__What the task requires__: Starting at the line that contains "Extract all readable text from this page.", quote every line through the end of the entries, word for word, skipping the pictures.

(Dataset entries)
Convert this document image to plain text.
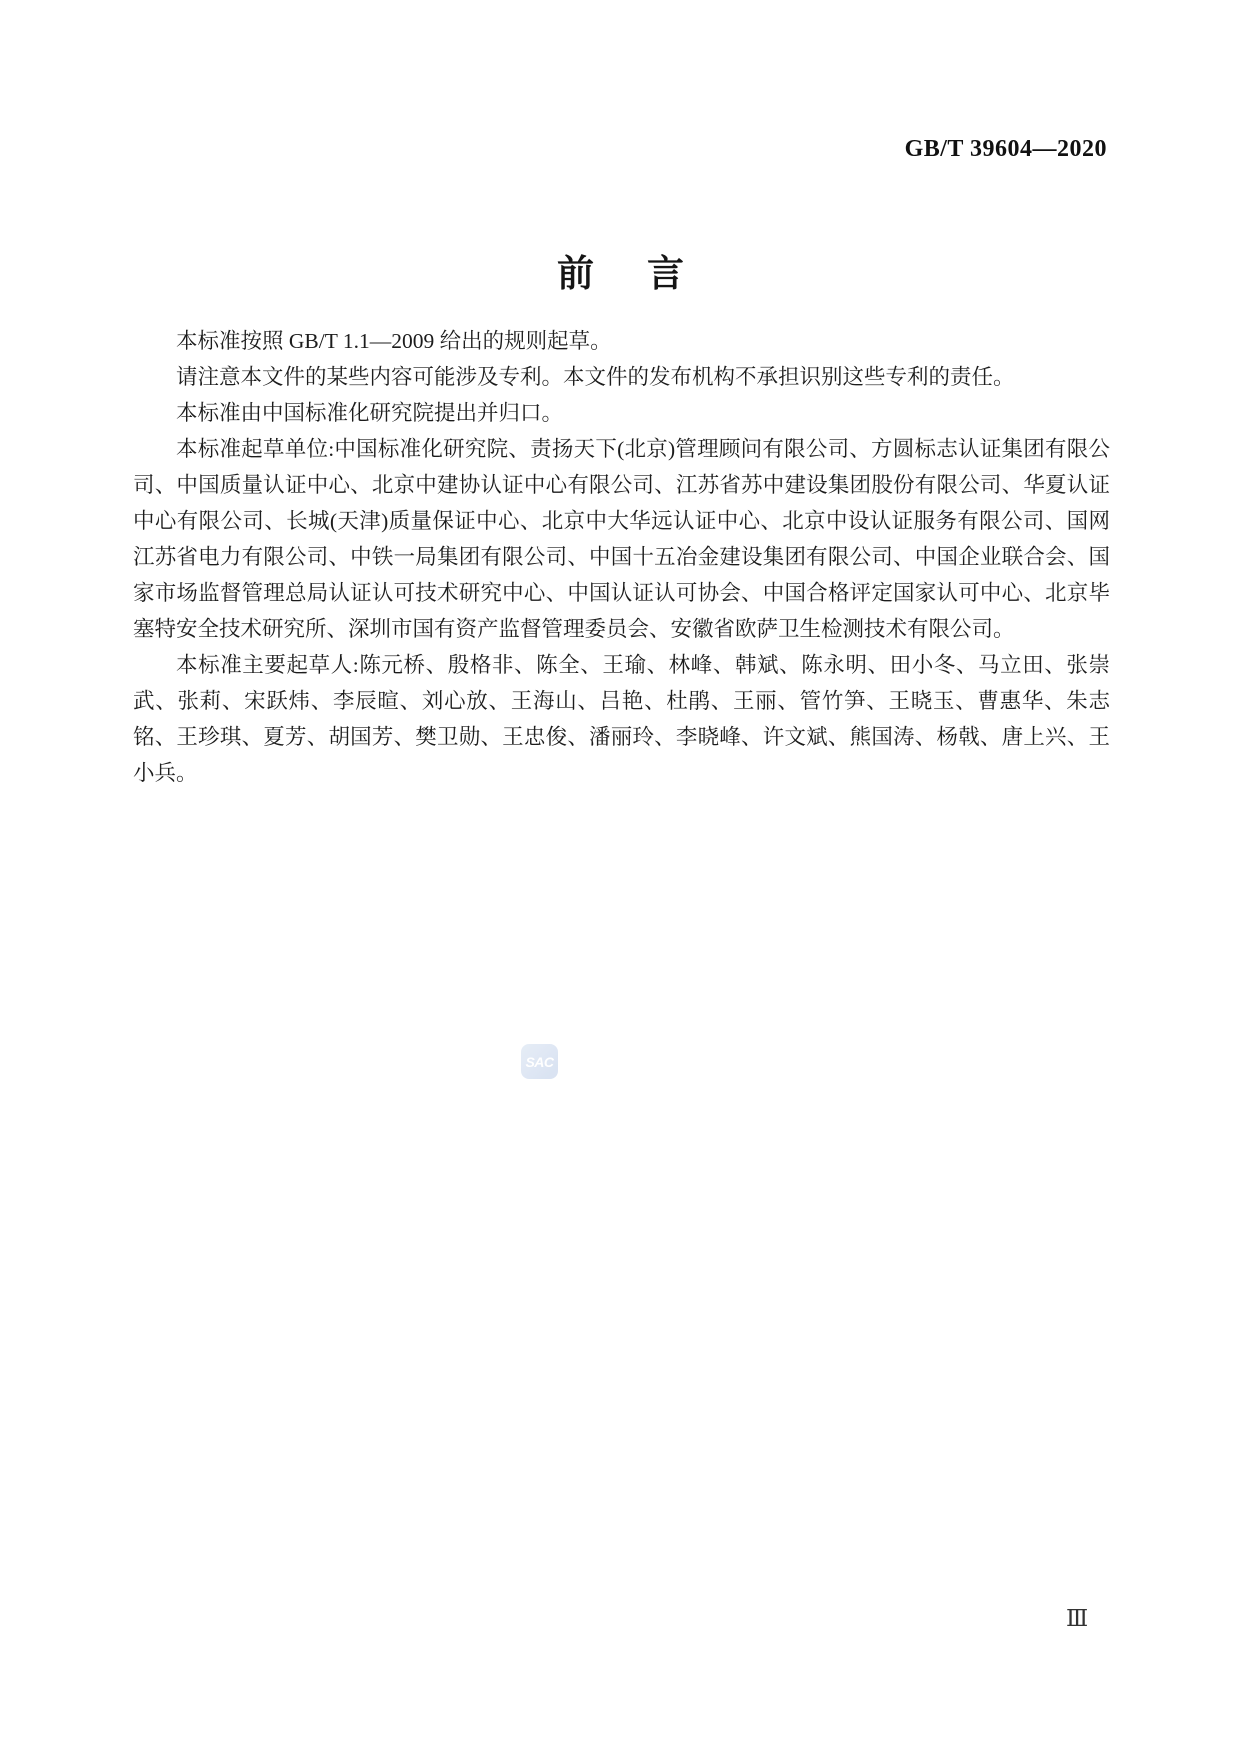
GB/T 39604—2020
前　言

本标准按照 GB/T 1.1—2009 给出的规则起草。

请注意本文件的某些内容可能涉及专利。本文件的发布机构不承担识别这些专利的责任。

本标准由中国标准化研究院提出并归口。

本标准起草单位:中国标准化研究院、责扬天下(北京)管理顾问有限公司、方圆标志认证集团有限公司、中国质量认证中心、北京中建协认证中心有限公司、江苏省苏中建设集团股份有限公司、华夏认证中心有限公司、长城(天津)质量保证中心、北京中大华远认证中心、北京中设认证服务有限公司、国网江苏省电力有限公司、中铁一局集团有限公司、中国十五冶金建设集团有限公司、中国企业联合会、国家市场监督管理总局认证认可技术研究中心、中国认证认可协会、中国合格评定国家认可中心、北京毕塞特安全技术研究所、深圳市国有资产监督管理委员会、安徽省欧萨卫生检测技术有限公司。

本标准主要起草人:陈元桥、殷格非、陈全、王瑜、林峰、韩斌、陈永明、田小冬、马立田、张崇武、张莉、宋跃炜、李辰暄、刘心放、王海山、吕艳、杜鹃、王丽、管竹笋、王晓玉、曹惠华、朱志铭、王珍琪、夏芳、胡国芳、樊卫勋、王忠俊、潘丽玲、李晓峰、许文斌、熊国涛、杨戟、唐上兴、王小兵。

SAC
Ⅲ
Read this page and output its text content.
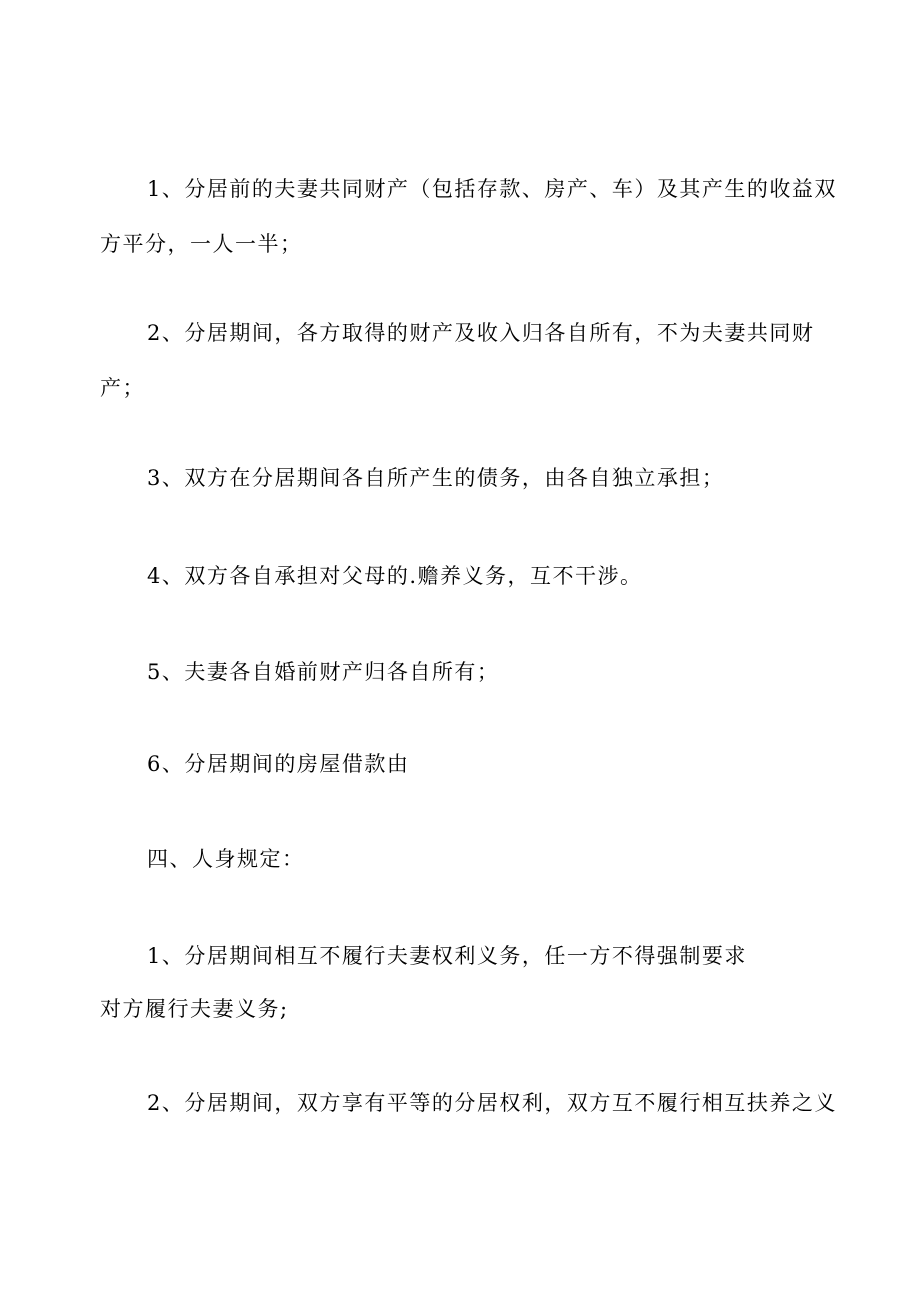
1、分居前的夫妻共同财产（包括存款、房产、车）及其产生的收益双
方平分，一人一半；
2、分居期间，各方取得的财产及收入归各自所有，不为夫妻共同财
产；
3、双方在分居期间各自所产生的债务，由各自独立承担；
4、双方各自承担对父母的.赡养义务，互不干涉。
5、夫妻各自婚前财产归各自所有；
6、分居期间的房屋借款由
四、人身规定：
1、分居期间相互不履行夫妻权利义务，任一方不得强制要求
对方履行夫妻义务;
2、分居期间，双方享有平等的分居权利，双方互不履行相互扶养之义
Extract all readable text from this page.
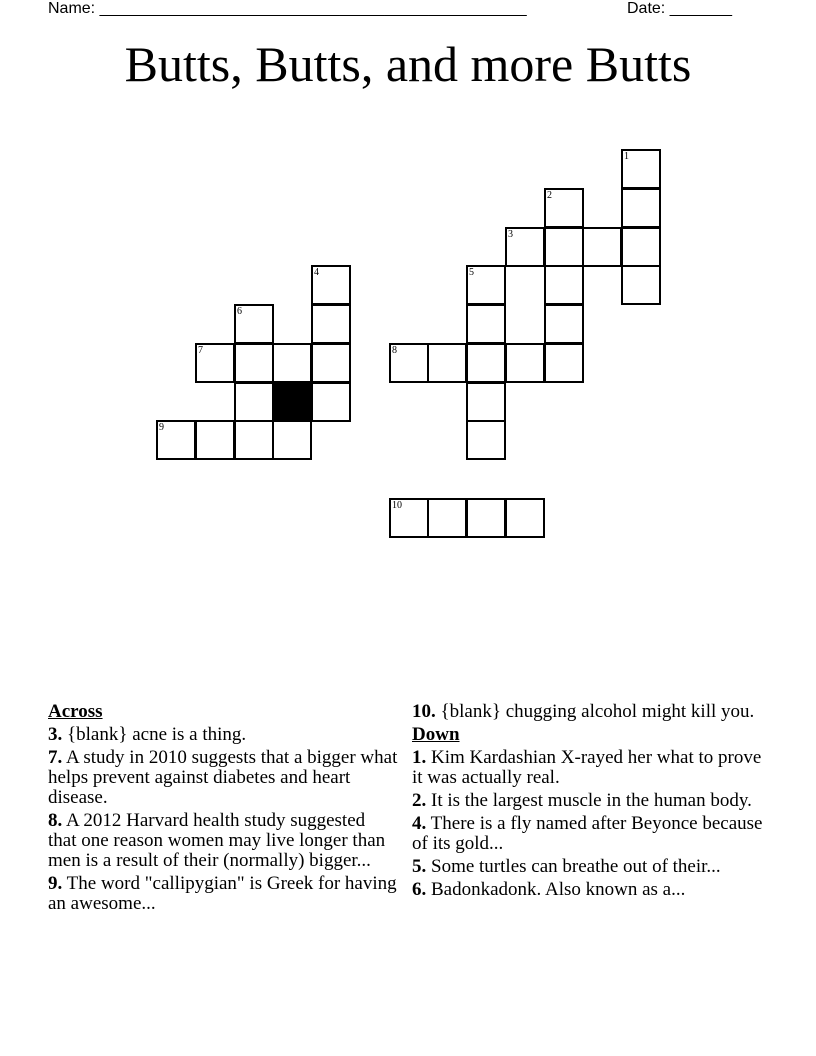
Name: ________________________________________________	Date: _______
Butts, Butts, and more Butts
1
2
3
4	5
6
7	8
9
10
Across
3. {blank} acne is a thing.
7. A study in 2010 suggests that a bigger what helps prevent against diabetes and heart disease.
8. A 2012 Harvard health study suggested that one reason women may live longer than men is a result of their (normally) bigger...
9. The word "callipygian" is Greek for having an awesome...
10. {blank} chugging alcohol might kill you.
Down
1. Kim Kardashian X-rayed her what to prove it was actually real.
2. It is the largest muscle in the human body.
4. There is a fly named after Beyonce because of its gold...
5. Some turtles can breathe out of their...
6. Badonkadonk. Also known as a...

__Exercise answer__:
Extract all readable text from this page.
Name: ________________________________________________	Date: _______
Butts, Butts, and more Butts
1
2
3
4	5
6
7	8
9
10
Across
3. {blank} acne is a thing.
7. A study in 2010 suggests that a bigger what helps prevent against diabetes and heart disease.
8. A 2012 Harvard health study suggested that one reason women may live longer than men is a result of their (normally) bigger...
9. The word "callipygian" is Greek for having an awesome...
10. {blank} chugging alcohol might kill you.
Down
1. Kim Kardashian X-rayed her what to prove it was actually real.
2. It is the largest muscle in the human body.
4. There is a fly named after Beyonce because of its gold...
5. Some turtles can breathe out of their...
6. Badonkadonk. Also known as a...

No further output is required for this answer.